EXERCISE OBJECTIVE
Find each line in the records below that contains the word "TOTAL", and copy those lines out in full.

RECORD LIST
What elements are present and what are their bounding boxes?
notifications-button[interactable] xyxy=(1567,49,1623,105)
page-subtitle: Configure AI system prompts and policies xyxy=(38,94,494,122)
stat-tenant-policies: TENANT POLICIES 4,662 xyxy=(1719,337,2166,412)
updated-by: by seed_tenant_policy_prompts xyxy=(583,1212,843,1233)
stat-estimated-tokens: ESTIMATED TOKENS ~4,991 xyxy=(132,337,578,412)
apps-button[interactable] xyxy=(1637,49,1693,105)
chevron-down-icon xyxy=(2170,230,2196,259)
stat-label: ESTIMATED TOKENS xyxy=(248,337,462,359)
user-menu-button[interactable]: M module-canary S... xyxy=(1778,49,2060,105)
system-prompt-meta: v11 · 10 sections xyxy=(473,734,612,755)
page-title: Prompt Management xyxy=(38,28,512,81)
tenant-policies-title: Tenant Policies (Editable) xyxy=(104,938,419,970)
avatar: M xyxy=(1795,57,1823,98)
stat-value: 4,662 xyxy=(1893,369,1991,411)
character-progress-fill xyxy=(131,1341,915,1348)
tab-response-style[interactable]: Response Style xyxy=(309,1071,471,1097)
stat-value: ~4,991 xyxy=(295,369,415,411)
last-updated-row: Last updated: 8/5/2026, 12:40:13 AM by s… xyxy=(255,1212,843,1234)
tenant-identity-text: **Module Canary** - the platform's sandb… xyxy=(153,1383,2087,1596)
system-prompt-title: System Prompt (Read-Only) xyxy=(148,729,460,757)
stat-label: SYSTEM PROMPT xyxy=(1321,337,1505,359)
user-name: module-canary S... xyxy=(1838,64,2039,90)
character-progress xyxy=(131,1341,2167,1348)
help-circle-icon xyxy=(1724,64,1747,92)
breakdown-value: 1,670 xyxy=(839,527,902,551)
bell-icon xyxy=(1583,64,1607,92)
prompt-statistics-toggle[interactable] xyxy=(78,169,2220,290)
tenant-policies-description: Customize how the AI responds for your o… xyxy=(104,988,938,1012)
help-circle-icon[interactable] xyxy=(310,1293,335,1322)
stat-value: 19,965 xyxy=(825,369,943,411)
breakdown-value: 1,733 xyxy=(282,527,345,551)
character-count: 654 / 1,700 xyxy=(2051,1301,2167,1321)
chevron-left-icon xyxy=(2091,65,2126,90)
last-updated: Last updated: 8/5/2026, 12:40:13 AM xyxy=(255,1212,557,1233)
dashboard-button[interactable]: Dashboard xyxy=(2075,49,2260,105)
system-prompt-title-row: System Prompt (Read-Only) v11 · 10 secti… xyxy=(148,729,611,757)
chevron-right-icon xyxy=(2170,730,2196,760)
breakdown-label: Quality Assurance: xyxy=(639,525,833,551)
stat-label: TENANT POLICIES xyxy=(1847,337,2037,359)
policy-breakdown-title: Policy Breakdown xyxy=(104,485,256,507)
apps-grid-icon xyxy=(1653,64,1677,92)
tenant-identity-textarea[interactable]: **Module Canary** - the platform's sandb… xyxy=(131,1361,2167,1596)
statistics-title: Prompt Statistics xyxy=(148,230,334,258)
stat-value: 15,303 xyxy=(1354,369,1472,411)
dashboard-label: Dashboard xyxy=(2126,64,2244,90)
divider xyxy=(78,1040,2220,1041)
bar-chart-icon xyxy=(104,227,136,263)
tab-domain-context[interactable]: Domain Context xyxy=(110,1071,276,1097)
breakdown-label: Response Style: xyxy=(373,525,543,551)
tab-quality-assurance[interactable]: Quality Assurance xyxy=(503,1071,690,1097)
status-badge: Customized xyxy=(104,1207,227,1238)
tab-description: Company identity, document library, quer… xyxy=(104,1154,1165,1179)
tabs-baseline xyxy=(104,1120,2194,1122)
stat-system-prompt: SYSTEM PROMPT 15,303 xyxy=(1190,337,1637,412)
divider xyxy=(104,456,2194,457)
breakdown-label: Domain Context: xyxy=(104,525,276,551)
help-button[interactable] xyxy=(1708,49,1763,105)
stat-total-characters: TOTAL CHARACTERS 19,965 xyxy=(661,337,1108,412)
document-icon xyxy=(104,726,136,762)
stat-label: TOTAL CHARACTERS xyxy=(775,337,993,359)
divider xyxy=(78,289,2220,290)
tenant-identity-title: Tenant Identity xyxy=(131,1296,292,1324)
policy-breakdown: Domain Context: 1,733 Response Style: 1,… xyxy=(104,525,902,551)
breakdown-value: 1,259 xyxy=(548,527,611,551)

THE RESULT
stat-total-characters: TOTAL CHARACTERS 19,965 xyxy=(661,337,1108,412)
stat-label: TOTAL CHARACTERS xyxy=(775,337,993,359)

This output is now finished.